● **INPUT ROWS**
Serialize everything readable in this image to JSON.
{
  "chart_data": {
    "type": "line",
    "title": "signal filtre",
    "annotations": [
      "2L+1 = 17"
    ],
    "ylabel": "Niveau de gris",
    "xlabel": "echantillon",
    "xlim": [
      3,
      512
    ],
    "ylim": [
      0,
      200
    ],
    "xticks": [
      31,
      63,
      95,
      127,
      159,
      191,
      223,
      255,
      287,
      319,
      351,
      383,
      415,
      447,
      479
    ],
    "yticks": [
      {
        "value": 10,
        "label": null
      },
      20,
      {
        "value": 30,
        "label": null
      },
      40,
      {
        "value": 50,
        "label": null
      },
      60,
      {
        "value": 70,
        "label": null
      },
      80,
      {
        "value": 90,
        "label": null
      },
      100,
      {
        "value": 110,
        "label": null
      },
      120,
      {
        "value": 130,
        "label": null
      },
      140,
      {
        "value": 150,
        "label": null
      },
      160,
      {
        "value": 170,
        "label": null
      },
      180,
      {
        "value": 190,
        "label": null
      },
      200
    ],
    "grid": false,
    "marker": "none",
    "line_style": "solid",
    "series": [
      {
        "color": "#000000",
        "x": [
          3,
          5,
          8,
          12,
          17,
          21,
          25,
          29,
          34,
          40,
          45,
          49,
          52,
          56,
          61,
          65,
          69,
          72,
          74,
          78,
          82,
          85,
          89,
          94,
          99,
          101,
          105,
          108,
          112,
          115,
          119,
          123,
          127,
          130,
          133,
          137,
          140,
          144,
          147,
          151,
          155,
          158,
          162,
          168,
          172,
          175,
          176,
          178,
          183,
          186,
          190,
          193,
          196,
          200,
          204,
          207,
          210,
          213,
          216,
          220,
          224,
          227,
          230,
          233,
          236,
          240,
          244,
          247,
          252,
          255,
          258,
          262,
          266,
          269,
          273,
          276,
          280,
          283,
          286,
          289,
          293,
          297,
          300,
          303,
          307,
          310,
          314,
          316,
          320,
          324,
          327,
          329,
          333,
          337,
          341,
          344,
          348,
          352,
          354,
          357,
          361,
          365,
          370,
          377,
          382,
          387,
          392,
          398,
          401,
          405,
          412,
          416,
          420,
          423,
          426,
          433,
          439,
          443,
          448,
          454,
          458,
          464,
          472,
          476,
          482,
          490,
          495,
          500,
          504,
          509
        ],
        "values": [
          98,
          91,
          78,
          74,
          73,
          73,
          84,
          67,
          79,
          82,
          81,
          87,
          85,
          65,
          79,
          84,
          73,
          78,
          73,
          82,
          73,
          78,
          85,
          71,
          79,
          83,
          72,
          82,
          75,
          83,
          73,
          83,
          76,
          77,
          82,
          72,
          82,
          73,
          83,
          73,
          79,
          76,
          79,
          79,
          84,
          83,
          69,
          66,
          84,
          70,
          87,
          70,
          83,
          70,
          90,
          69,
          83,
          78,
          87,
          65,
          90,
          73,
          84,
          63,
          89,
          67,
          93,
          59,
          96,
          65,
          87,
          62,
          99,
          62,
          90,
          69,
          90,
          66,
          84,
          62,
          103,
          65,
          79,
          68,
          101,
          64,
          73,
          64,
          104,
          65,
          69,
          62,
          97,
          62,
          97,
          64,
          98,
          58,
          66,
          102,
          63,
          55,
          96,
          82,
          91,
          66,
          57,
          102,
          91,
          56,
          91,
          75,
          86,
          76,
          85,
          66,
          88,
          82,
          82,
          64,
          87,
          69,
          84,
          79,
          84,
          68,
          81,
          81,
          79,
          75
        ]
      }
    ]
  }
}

● **TASK DETAILS**
Go through the entries and repeat each one exactly.

● **FINAL RESULT**
Serialize everything readable in this image to JSON.
{
  "chart_data": {
    "type": "line",
    "title": "signal filtre",
    "annotations": [
      "2L+1 = 17"
    ],
    "ylabel": "Niveau de gris",
    "xlabel": "echantillon",
    "xlim": [
      3,
      512
    ],
    "ylim": [
      0,
      200
    ],
    "xticks": [
      31,
      63,
      95,
      127,
      159,
      191,
      223,
      255,
      287,
      319,
      351,
      383,
      415,
      447,
      479
    ],
    "yticks": [
      {
        "value": 10,
        "label": null
      },
      20,
      {
        "value": 30,
        "label": null
      },
      40,
      {
        "value": 50,
        "label": null
      },
      60,
      {
        "value": 70,
        "label": null
      },
      80,
      {
        "value": 90,
        "label": null
      },
      100,
      {
        "value": 110,
        "label": null
      },
      120,
      {
        "value": 130,
        "label": null
      },
      140,
      {
        "value": 150,
        "label": null
      },
      160,
      {
        "value": 170,
        "label": null
      },
      180,
      {
        "value": 190,
        "label": null
      },
      200
    ],
    "grid": false,
    "marker": "none",
    "line_style": "solid",
    "series": [
      {
        "color": "#000000",
        "x": [
          3,
          5,
          8,
          12,
          17,
          21,
          25,
          29,
          34,
          40,
          45,
          49,
          52,
          56,
          61,
          65,
          69,
          72,
          74,
          78,
          82,
          85,
          89,
          94,
          99,
          101,
          105,
          108,
          112,
          115,
          119,
          123,
          127,
          130,
          133,
          137,
          140,
          144,
          147,
          151,
          155,
          158,
          162,
          168,
          172,
          175,
          176,
          178,
          183,
          186,
          190,
          193,
          196,
          200,
          204,
          207,
          210,
          213,
          216,
          220,
          224,
          227,
          230,
          233,
          236,
          240,
          244,
          247,
          252,
          255,
          258,
          262,
          266,
          269,
          273,
          276,
          280,
          283,
          286,
          289,
          293,
          297,
          300,
          303,
          307,
          310,
          314,
          316,
          320,
          324,
          327,
          329,
          333,
          337,
          341,
          344,
          348,
          352,
          354,
          357,
          361,
          365,
          370,
          377,
          382,
          387,
          392,
          398,
          401,
          405,
          412,
          416,
          420,
          423,
          426,
          433,
          439,
          443,
          448,
          454,
          458,
          464,
          472,
          476,
          482,
          490,
          495,
          500,
          504,
          509
        ],
        "values": [
          98,
          91,
          78,
          74,
          73,
          73,
          84,
          67,
          79,
          82,
          81,
          87,
          85,
          65,
          79,
          84,
          73,
          78,
          73,
          82,
          73,
          78,
          85,
          71,
          79,
          83,
          72,
          82,
          75,
          83,
          73,
          83,
          76,
          77,
          82,
          72,
          82,
          73,
          83,
          73,
          79,
          76,
          79,
          79,
          84,
          83,
          69,
          66,
          84,
          70,
          87,
          70,
          83,
          70,
          90,
          69,
          83,
          78,
          87,
          65,
          90,
          73,
          84,
          63,
          89,
          67,
          93,
          59,
          96,
          65,
          87,
          62,
          99,
          62,
          90,
          69,
          90,
          66,
          84,
          62,
          103,
          65,
          79,
          68,
          101,
          64,
          73,
          64,
          104,
          65,
          69,
          62,
          97,
          62,
          97,
          64,
          98,
          58,
          66,
          102,
          63,
          55,
          96,
          82,
          91,
          66,
          57,
          102,
          91,
          56,
          91,
          75,
          86,
          76,
          85,
          66,
          88,
          82,
          82,
          64,
          87,
          69,
          84,
          79,
          84,
          68,
          81,
          81,
          79,
          75
        ]
      }
    ]
  }
}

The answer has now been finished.